# EXERCISE TEXT

+++

The most famous discoveries

No discovery in the Valley of the Kings has attracted as much global attention as the unearthing of Tutankhamun's tomb in 1922.

 

British archaeologist Howard Carter located the sealed entrance after years of searching, and the tomb's contents had survived nearly intact.

 

Inside were more than 5,000 artefacts, including a solid gold coffin, a death mask, ceremonial chariots, jewellery, and preserved food offerings.

 

The tomb offered the only example of a nearly untouched royal burial from the Valley of the Kings.

 

Designated KV62, it had remained hidden beneath debris from later tomb construction.

 

Other undisturbed royal burials have been discovered elsewhere in Egypt, such as those at Tanis. 

Other remarkable tombs include that of Seti I, whose burial chamber displays some of the most elaborate artwork ever found in Egypt, and the vast tomb of Ramesses VI, which contains some of the best-preserved examples of astronomical ceilings.

+++

# EXERCISE REQUIREMENTS
Continue the text on famous discoveries in the Valley of the Kings, starting after its last sentence.

+++

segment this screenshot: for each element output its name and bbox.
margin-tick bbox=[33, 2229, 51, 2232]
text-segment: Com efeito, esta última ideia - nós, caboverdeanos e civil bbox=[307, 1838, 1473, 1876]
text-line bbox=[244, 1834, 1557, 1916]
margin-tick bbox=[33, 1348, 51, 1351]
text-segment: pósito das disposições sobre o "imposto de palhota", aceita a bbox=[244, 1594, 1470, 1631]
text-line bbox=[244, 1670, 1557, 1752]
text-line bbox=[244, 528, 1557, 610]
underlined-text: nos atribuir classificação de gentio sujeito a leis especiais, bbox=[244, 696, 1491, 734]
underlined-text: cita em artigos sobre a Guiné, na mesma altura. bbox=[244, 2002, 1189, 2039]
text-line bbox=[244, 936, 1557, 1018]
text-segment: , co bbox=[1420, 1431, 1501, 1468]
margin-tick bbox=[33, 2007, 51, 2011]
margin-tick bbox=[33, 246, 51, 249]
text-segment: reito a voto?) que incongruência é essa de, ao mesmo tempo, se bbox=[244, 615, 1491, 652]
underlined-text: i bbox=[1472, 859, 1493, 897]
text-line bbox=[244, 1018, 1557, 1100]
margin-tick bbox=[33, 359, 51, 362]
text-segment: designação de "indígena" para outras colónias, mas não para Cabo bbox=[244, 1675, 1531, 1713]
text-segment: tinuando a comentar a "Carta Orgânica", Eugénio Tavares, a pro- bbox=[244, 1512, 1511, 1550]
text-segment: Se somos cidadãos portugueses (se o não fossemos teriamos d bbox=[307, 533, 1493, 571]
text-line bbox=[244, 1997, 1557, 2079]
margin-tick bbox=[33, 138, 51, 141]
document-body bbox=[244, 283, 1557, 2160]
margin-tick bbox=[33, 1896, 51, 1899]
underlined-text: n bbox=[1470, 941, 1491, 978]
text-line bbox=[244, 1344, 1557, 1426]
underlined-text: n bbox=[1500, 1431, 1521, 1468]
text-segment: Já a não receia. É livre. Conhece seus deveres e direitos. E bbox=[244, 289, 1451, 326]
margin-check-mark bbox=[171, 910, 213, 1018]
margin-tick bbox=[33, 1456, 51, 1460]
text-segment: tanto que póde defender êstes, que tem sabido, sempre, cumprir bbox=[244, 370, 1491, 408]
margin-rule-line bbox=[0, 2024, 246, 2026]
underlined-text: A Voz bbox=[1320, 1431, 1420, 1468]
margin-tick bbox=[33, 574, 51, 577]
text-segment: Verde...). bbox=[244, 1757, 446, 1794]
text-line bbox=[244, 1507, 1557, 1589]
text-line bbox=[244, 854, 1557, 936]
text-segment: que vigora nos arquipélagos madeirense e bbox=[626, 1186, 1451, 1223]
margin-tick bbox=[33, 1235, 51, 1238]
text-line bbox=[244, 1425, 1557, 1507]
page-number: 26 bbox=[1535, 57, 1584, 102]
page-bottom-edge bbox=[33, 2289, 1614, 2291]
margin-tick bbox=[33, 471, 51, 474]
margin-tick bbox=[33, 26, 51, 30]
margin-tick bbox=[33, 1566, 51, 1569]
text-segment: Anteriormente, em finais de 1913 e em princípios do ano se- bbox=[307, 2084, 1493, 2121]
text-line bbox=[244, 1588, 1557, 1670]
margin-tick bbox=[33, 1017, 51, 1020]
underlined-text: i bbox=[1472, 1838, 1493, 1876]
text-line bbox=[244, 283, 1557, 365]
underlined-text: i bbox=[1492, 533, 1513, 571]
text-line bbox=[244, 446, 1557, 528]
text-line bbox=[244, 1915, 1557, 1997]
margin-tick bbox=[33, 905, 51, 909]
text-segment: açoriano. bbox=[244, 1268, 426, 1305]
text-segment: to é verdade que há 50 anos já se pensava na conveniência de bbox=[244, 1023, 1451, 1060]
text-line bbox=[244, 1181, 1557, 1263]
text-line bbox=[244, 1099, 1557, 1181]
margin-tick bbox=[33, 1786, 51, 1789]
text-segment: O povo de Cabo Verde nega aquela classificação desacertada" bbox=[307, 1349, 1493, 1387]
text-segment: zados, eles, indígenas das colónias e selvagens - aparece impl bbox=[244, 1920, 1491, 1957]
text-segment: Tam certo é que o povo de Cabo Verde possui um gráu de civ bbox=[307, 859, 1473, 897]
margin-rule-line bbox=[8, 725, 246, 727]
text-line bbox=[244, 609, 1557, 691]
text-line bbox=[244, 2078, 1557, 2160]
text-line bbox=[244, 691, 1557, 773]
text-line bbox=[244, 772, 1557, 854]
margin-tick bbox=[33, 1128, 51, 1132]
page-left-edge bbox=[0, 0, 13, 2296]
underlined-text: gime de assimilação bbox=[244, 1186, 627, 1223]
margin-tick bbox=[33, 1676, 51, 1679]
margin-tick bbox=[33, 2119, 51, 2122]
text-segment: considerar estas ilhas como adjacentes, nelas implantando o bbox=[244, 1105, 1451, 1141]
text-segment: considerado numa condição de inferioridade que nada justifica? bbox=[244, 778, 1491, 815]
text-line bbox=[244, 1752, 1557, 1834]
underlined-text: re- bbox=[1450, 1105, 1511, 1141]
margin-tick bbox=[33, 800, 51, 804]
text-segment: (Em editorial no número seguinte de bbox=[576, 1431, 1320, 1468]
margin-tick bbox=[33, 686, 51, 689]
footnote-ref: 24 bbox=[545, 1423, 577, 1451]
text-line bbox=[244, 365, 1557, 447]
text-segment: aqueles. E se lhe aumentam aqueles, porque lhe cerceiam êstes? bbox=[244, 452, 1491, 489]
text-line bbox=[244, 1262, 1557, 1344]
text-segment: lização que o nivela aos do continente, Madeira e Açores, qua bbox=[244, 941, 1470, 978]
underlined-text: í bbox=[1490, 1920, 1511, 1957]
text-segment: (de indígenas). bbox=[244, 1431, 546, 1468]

+++

# ANSWER BOX
 

The Valley also held non-royal burials, such as the tombs of several sons of Ramesses II.

 

KV5, initially dismissed as unimportant, was later revealed to be the largest tomb in the valley, with over 120 corridors and chambers, though the total number is still under investigation.

 

Each tomb, regardless of its condition, provided unique evidence about Egyptian religious beliefs, burial practices, and artistic development.

 

In recent years, CT scans and DNA analysis of royal mummies, including that of Tutankhamun, have offered new insights into ancient health and lineage. 


Who excavated the tombs?

European interest in the Valley of the Kings began in the late 18th century. Early travellers such as Richard Pococke and James Bruce documented the valley and described some of the tombs.

 

By the early 19th century, antiquities collectors like Giovanni Belzoni and Jean-François Champollion entered several tombs and recorded hieroglyphs and removed artefacts.

 

Their work, though often careless by modern standards, led to significant discoveries.

 

The American lawyer Theodore Davis conducted extensive excavations and concluded, mistakenly, that the valley had been exhausted. 

In the 20th century, systematic excavation began under the Egyptian Antiquities Service and foreign archaeological teams.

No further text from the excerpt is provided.